> [Set task]:
Repeat the records below exactly, leaving out any pictures.

Data listing

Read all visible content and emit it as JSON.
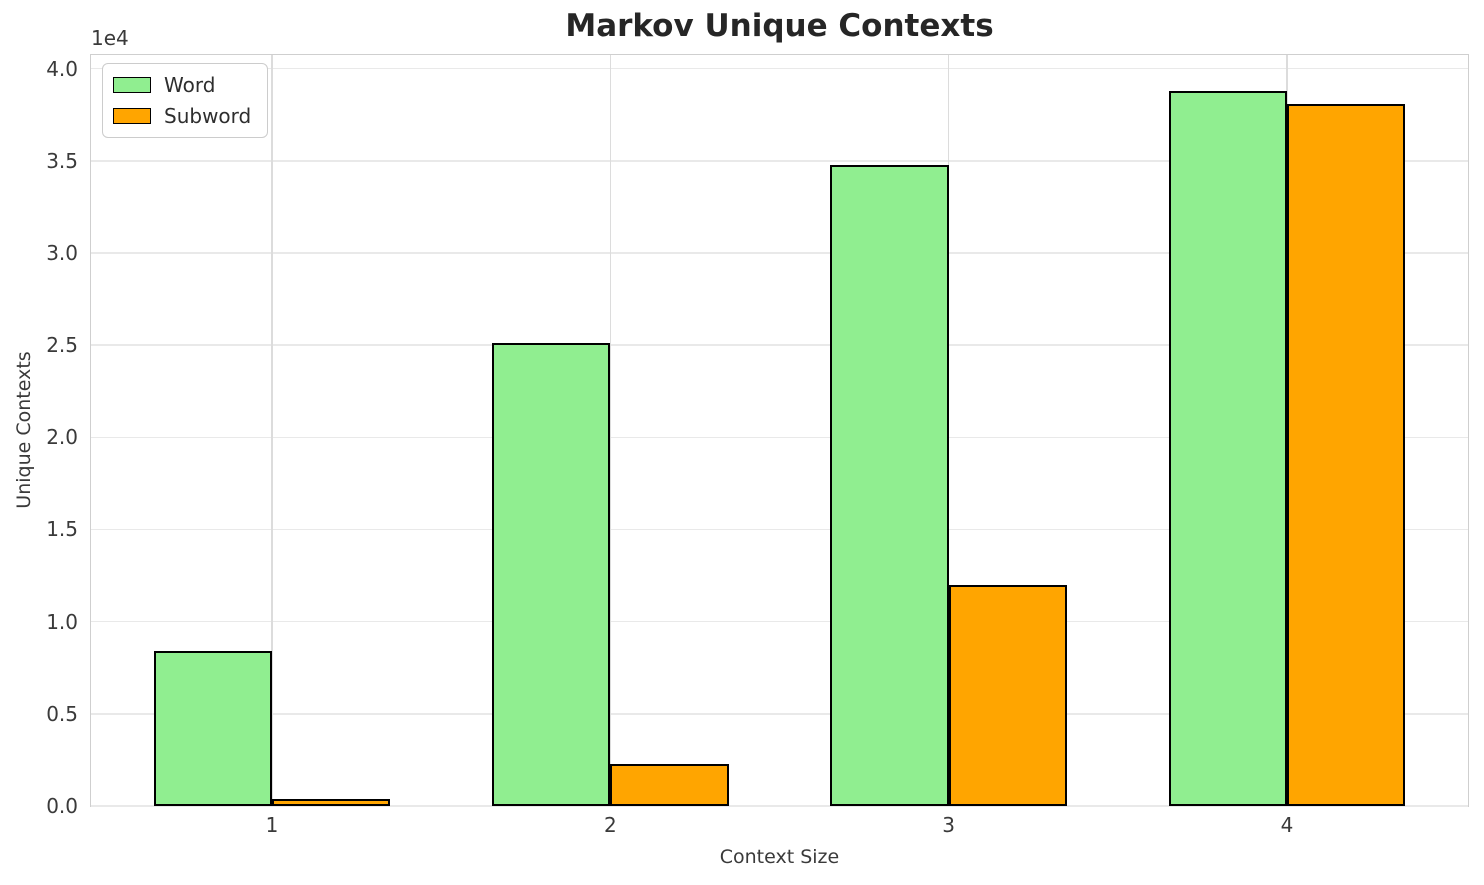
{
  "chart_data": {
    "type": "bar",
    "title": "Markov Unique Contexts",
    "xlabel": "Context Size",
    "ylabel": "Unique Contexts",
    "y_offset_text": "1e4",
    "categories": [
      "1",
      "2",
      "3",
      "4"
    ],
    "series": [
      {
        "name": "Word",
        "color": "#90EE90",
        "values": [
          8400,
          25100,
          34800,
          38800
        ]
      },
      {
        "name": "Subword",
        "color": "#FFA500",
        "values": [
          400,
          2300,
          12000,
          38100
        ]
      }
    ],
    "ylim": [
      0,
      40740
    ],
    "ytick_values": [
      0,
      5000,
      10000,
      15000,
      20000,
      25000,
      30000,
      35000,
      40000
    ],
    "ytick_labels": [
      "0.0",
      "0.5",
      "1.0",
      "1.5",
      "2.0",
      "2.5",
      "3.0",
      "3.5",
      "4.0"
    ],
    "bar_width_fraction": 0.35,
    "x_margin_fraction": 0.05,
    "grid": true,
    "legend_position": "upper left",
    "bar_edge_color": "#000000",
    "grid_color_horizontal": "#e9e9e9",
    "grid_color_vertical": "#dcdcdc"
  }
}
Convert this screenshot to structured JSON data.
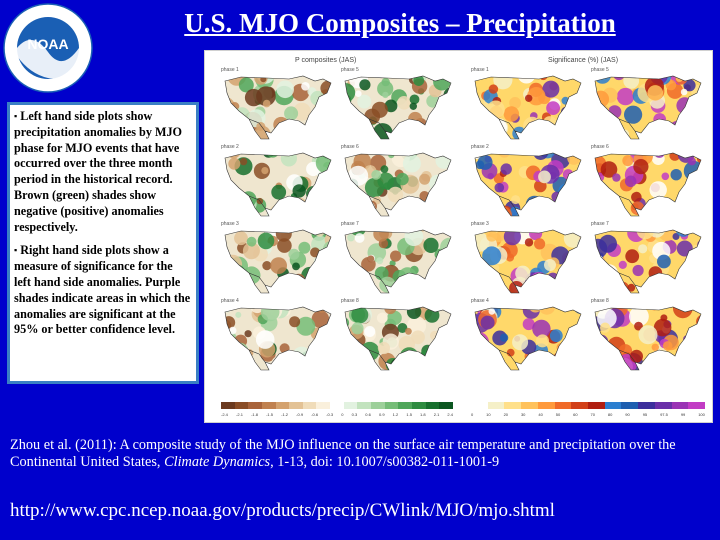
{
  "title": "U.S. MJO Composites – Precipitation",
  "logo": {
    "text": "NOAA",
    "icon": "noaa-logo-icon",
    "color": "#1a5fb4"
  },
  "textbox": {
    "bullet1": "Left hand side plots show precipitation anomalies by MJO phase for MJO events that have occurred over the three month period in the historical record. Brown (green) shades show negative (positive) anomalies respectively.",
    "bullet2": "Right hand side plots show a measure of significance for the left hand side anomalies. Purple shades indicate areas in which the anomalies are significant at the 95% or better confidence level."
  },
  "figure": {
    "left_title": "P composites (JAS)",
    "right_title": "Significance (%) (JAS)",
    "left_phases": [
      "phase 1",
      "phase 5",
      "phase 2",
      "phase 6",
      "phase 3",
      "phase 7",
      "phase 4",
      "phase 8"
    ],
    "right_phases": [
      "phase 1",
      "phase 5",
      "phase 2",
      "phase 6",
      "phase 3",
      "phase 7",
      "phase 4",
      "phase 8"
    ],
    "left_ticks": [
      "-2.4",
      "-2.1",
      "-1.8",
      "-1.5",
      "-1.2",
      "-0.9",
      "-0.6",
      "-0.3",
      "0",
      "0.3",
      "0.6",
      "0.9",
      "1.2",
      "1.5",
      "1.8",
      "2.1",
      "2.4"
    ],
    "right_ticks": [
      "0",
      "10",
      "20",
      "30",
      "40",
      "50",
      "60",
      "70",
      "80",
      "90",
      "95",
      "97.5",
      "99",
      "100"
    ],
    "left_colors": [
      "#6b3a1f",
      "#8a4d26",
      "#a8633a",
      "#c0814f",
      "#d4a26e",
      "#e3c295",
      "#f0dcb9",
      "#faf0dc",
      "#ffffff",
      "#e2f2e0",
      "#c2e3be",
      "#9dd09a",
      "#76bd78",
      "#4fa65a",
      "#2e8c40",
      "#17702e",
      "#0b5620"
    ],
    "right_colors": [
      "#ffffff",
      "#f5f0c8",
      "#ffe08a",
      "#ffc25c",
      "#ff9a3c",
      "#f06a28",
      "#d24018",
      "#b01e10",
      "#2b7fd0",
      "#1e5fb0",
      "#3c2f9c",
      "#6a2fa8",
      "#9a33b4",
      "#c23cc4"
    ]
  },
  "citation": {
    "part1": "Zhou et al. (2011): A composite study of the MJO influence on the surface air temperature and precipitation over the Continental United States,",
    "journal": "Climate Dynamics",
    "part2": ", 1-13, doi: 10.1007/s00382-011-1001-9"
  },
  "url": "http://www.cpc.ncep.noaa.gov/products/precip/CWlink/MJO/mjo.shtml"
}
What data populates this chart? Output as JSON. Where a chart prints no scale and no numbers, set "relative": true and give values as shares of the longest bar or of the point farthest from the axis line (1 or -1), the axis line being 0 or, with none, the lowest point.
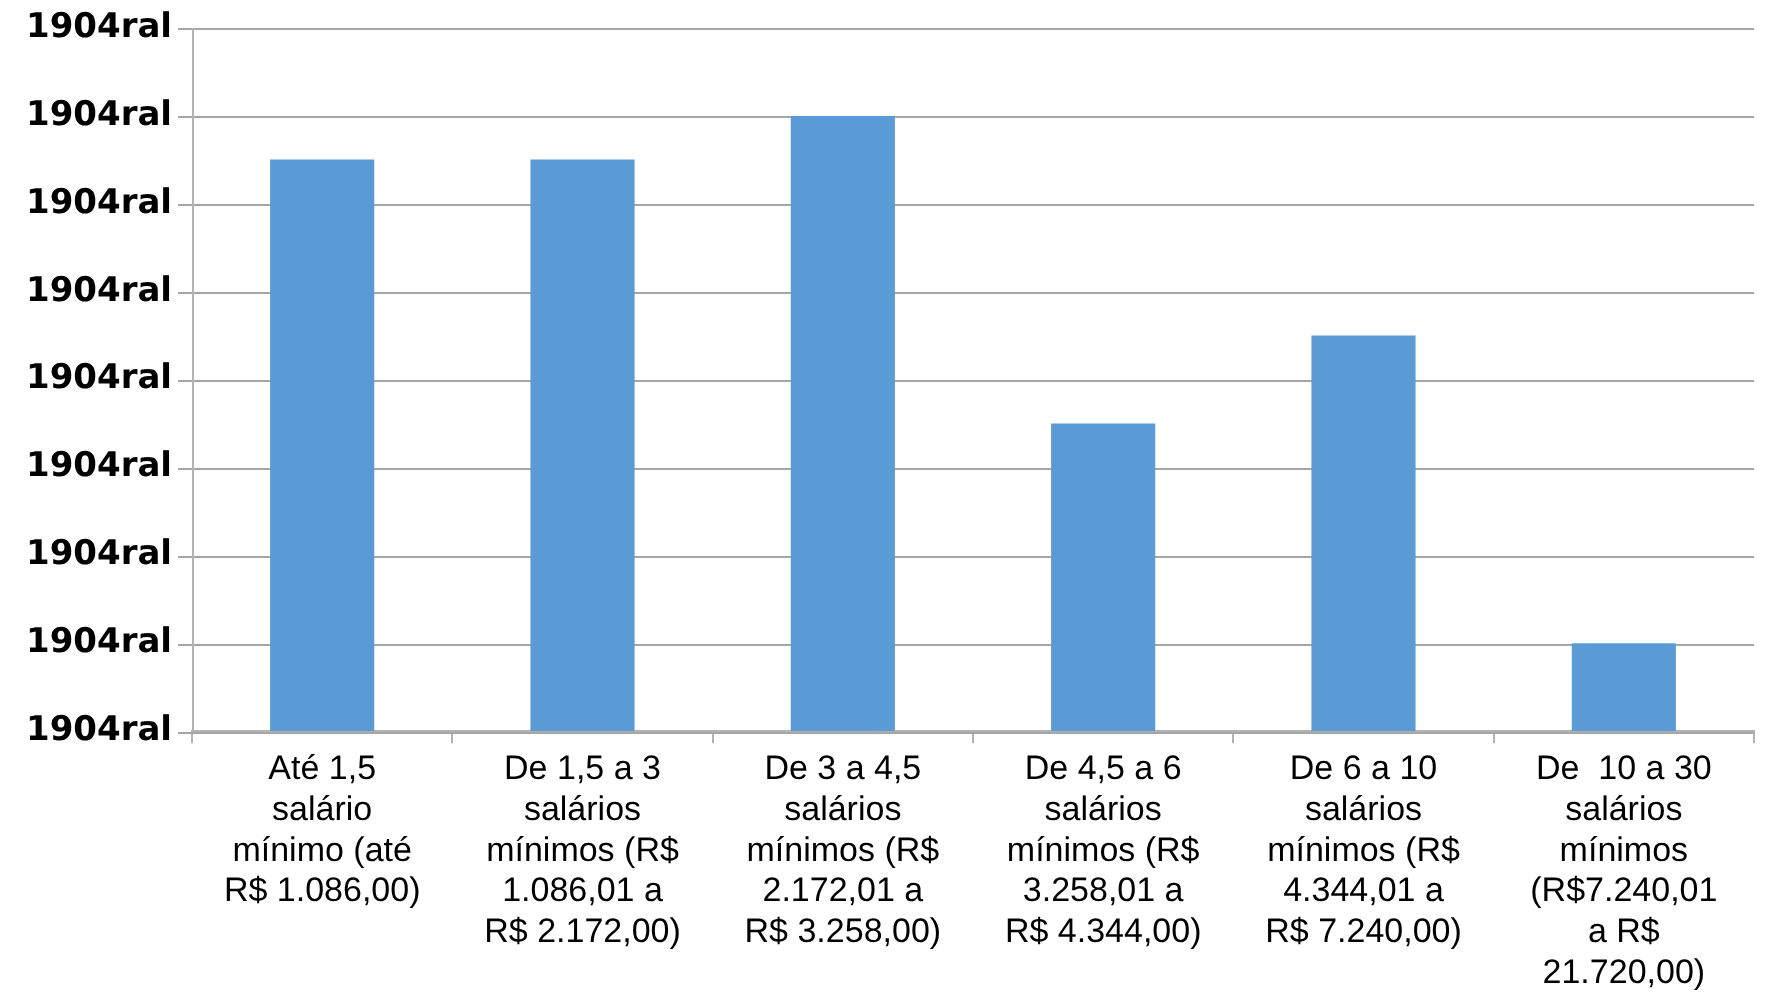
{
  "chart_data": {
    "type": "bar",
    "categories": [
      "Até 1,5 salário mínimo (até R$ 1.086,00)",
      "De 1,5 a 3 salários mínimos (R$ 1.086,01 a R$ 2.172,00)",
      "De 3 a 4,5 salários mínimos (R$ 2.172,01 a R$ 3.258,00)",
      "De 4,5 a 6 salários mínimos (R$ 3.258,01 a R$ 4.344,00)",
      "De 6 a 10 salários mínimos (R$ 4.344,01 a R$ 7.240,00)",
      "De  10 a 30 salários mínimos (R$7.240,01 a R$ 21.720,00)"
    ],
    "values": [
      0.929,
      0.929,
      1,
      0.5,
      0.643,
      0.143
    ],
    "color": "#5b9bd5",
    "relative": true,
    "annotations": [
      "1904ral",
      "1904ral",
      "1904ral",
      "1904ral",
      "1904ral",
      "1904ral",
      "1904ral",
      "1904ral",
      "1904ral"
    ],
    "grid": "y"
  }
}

> [Solution for this task]:
Read all visible content and emit it as JSON.
{
  "chart_data": {
    "type": "bar",
    "title": "Markov Unique Contexts",
    "xlabel": "Context Size",
    "ylabel": "Unique Contexts",
    "y_offset_text": "1e4",
    "categories": [
      "1",
      "2",
      "3",
      "4"
    ],
    "series": [
      {
        "name": "Word",
        "color": "#90EE90",
        "values": [
          8400,
          25100,
          34800,
          38800
        ]
      },
      {
        "name": "Subword",
        "color": "#FFA500",
        "values": [
          400,
          2300,
          12000,
          38100
        ]
      }
    ],
    "ylim": [
      0,
      40740
    ],
    "ytick_values": [
      0,
      5000,
      10000,
      15000,
      20000,
      25000,
      30000,
      35000,
      40000
    ],
    "ytick_labels": [
      "0.0",
      "0.5",
      "1.0",
      "1.5",
      "2.0",
      "2.5",
      "3.0",
      "3.5",
      "4.0"
    ],
    "bar_width_fraction": 0.35,
    "x_margin_fraction": 0.05,
    "grid": true,
    "legend_position": "upper left",
    "bar_edge_color": "#000000",
    "grid_color_horizontal": "#e9e9e9",
    "grid_color_vertical": "#dcdcdc"
  }
}
Convert this screenshot to structured JSON data.
{
  "title": "U.S. MJO Composites – Precipitation",
  "logo": {
    "text": "NOAA",
    "icon": "noaa-logo-icon",
    "color": "#1a5fb4"
  },
  "textbox": {
    "bullet1": "Left hand side plots show precipitation anomalies by MJO phase for MJO events that have occurred over the three month period in the historical record. Brown (green) shades show negative (positive) anomalies respectively.",
    "bullet2": "Right hand side plots show a measure of significance for the left hand side anomalies. Purple shades indicate areas in which the anomalies are significant at the 95% or better confidence level."
  },
  "figure": {
    "left_title": "P composites (JAS)",
    "right_title": "Significance (%) (JAS)",
    "left_phases": [
      "phase 1",
      "phase 5",
      "phase 2",
      "phase 6",
      "phase 3",
      "phase 7",
      "phase 4",
      "phase 8"
    ],
    "right_phases": [
      "phase 1",
      "phase 5",
      "phase 2",
      "phase 6",
      "phase 3",
      "phase 7",
      "phase 4",
      "phase 8"
    ],
    "left_ticks": [
      "-2.4",
      "-2.1",
      "-1.8",
      "-1.5",
      "-1.2",
      "-0.9",
      "-0.6",
      "-0.3",
      "0",
      "0.3",
      "0.6",
      "0.9",
      "1.2",
      "1.5",
      "1.8",
      "2.1",
      "2.4"
    ],
    "right_ticks": [
      "0",
      "10",
      "20",
      "30",
      "40",
      "50",
      "60",
      "70",
      "80",
      "90",
      "95",
      "97.5",
      "99",
      "100"
    ],
    "left_colors": [
      "#6b3a1f",
      "#8a4d26",
      "#a8633a",
      "#c0814f",
      "#d4a26e",
      "#e3c295",
      "#f0dcb9",
      "#faf0dc",
      "#ffffff",
      "#e2f2e0",
      "#c2e3be",
      "#9dd09a",
      "#76bd78",
      "#4fa65a",
      "#2e8c40",
      "#17702e",
      "#0b5620"
    ],
    "right_colors": [
      "#ffffff",
      "#f5f0c8",
      "#ffe08a",
      "#ffc25c",
      "#ff9a3c",
      "#f06a28",
      "#d24018",
      "#b01e10",
      "#2b7fd0",
      "#1e5fb0",
      "#3c2f9c",
      "#6a2fa8",
      "#9a33b4",
      "#c23cc4"
    ]
  },
  "citation": {
    "part1": "Zhou et al. (2011): A composite study of the MJO influence on the surface air temperature and precipitation over the Continental United States,",
    "journal": "Climate Dynamics",
    "part2": ", 1-13, doi: 10.1007/s00382-011-1001-9"
  },
  "url": "http://www.cpc.ncep.noaa.gov/products/precip/CWlink/MJO/mjo.shtml"
}
What data populates this chart? Output as JSON. Where a chart prints no scale and no numbers, set "relative": true and give values as shares of the longest bar or of the point farthest from the axis line (1 or -1), the axis line being 0 or, with none, the lowest point.
{
  "chart_data": {
    "type": "bar",
    "categories": [
      "Até 1,5 salário mínimo (até R$ 1.086,00)",
      "De 1,5 a 3 salários mínimos (R$ 1.086,01 a R$ 2.172,00)",
      "De 3 a 4,5 salários mínimos (R$ 2.172,01 a R$ 3.258,00)",
      "De 4,5 a 6 salários mínimos (R$ 3.258,01 a R$ 4.344,00)",
      "De 6 a 10 salários mínimos (R$ 4.344,01 a R$ 7.240,00)",
      "De  10 a 30 salários mínimos (R$7.240,01 a R$ 21.720,00)"
    ],
    "values": [
      0.929,
      0.929,
      1,
      0.5,
      0.643,
      0.143
    ],
    "color": "#5b9bd5",
    "relative": true,
    "annotations": [
      "1904ral",
      "1904ral",
      "1904ral",
      "1904ral",
      "1904ral",
      "1904ral",
      "1904ral",
      "1904ral",
      "1904ral"
    ],
    "grid": "y"
  }
}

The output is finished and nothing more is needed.